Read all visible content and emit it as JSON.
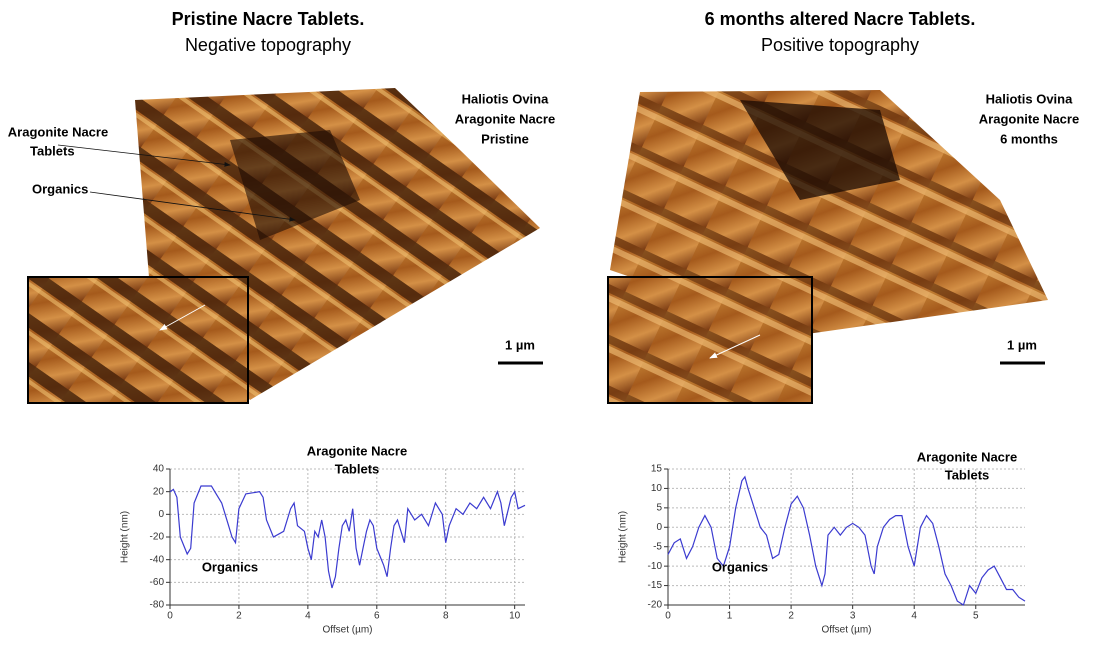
{
  "panels": [
    {
      "title": "Pristine Nacre Tablets.",
      "subtitle": "Negative topography",
      "sample_label": [
        "Haliotis Ovina",
        "Aragonite Nacre",
        "Pristine"
      ],
      "annotations": [
        "Aragonite Nacre",
        "Tablets",
        "Organics"
      ],
      "scale_bar": "1 µm"
    },
    {
      "title": "6 months altered Nacre Tablets.",
      "subtitle": "Positive topography",
      "sample_label": [
        "Haliotis Ovina",
        "Aragonite Nacre",
        "6 months"
      ],
      "scale_bar": "1 µm"
    }
  ],
  "chart_data": [
    {
      "type": "line",
      "xlabel": "Offset (µm)",
      "ylabel": "Height (nm)",
      "color": "#3b3bd0",
      "grid": true,
      "annotations": [
        "Aragonite Nacre",
        "Tablets",
        "Organics"
      ],
      "xlim": [
        0,
        10.3
      ],
      "xticks": [
        0,
        2,
        4,
        6,
        8,
        10
      ],
      "ylim": [
        -80,
        40
      ],
      "yticks": [
        -80,
        -60,
        -40,
        -20,
        0,
        20,
        40
      ],
      "x": [
        0,
        0.1,
        0.2,
        0.3,
        0.5,
        0.6,
        0.7,
        0.9,
        1.2,
        1.3,
        1.5,
        1.7,
        1.8,
        1.9,
        2.0,
        2.2,
        2.6,
        2.7,
        2.8,
        3.0,
        3.3,
        3.5,
        3.6,
        3.7,
        3.9,
        4.0,
        4.1,
        4.2,
        4.3,
        4.4,
        4.5,
        4.6,
        4.7,
        4.8,
        4.9,
        5.0,
        5.1,
        5.2,
        5.3,
        5.4,
        5.5,
        5.6,
        5.7,
        5.8,
        5.9,
        6.0,
        6.2,
        6.3,
        6.4,
        6.5,
        6.6,
        6.8,
        6.9,
        7.1,
        7.3,
        7.5,
        7.7,
        7.9,
        8.0,
        8.1,
        8.3,
        8.5,
        8.7,
        8.9,
        9.1,
        9.3,
        9.5,
        9.6,
        9.7,
        9.9,
        10.0,
        10.1,
        10.3
      ],
      "values": [
        20,
        22,
        15,
        -20,
        -35,
        -30,
        10,
        25,
        25,
        20,
        10,
        -10,
        -20,
        -25,
        5,
        18,
        20,
        15,
        -5,
        -20,
        -15,
        5,
        10,
        -10,
        -15,
        -30,
        -40,
        -15,
        -20,
        -5,
        -20,
        -50,
        -65,
        -55,
        -30,
        -10,
        -5,
        -15,
        5,
        -30,
        -45,
        -30,
        -15,
        -5,
        -10,
        -30,
        -45,
        -55,
        -30,
        -10,
        -5,
        -25,
        5,
        -5,
        0,
        -10,
        10,
        0,
        -25,
        -10,
        5,
        0,
        10,
        5,
        15,
        5,
        20,
        10,
        -10,
        15,
        20,
        5,
        8
      ]
    },
    {
      "type": "line",
      "xlabel": "Offset (µm)",
      "ylabel": "Height (nm)",
      "color": "#3b3bd0",
      "grid": true,
      "annotations": [
        "Aragonite Nacre",
        "Tablets",
        "Organics"
      ],
      "xlim": [
        0,
        5.8
      ],
      "xticks": [
        0,
        1,
        2,
        3,
        4,
        5
      ],
      "ylim": [
        -20,
        15
      ],
      "yticks": [
        -20,
        -15,
        -10,
        -5,
        0,
        5,
        10,
        15
      ],
      "x": [
        0,
        0.1,
        0.2,
        0.3,
        0.4,
        0.5,
        0.6,
        0.7,
        0.8,
        0.9,
        1.0,
        1.1,
        1.2,
        1.25,
        1.3,
        1.4,
        1.5,
        1.6,
        1.7,
        1.8,
        1.9,
        2.0,
        2.1,
        2.2,
        2.3,
        2.4,
        2.5,
        2.55,
        2.6,
        2.7,
        2.8,
        2.9,
        3.0,
        3.1,
        3.2,
        3.3,
        3.35,
        3.4,
        3.5,
        3.6,
        3.7,
        3.8,
        3.9,
        4.0,
        4.1,
        4.2,
        4.3,
        4.4,
        4.5,
        4.6,
        4.7,
        4.8,
        4.9,
        5.0,
        5.1,
        5.2,
        5.3,
        5.4,
        5.5,
        5.6,
        5.7,
        5.8
      ],
      "values": [
        -7,
        -4,
        -3,
        -8,
        -5,
        0,
        3,
        0,
        -8,
        -10,
        -5,
        5,
        12,
        13,
        10,
        5,
        0,
        -2,
        -8,
        -7,
        0,
        6,
        8,
        5,
        -2,
        -10,
        -15,
        -12,
        -2,
        0,
        -2,
        0,
        1,
        0,
        -2,
        -10,
        -12,
        -5,
        0,
        2,
        3,
        3,
        -5,
        -10,
        0,
        3,
        1,
        -5,
        -12,
        -15,
        -19,
        -20,
        -15,
        -17,
        -13,
        -11,
        -10,
        -13,
        -16,
        -16,
        -18,
        -19
      ]
    }
  ]
}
________________
## Job
Tally the lines of the records holding the word "subtitle", then give only the resulting number.

## Answer to this problem
2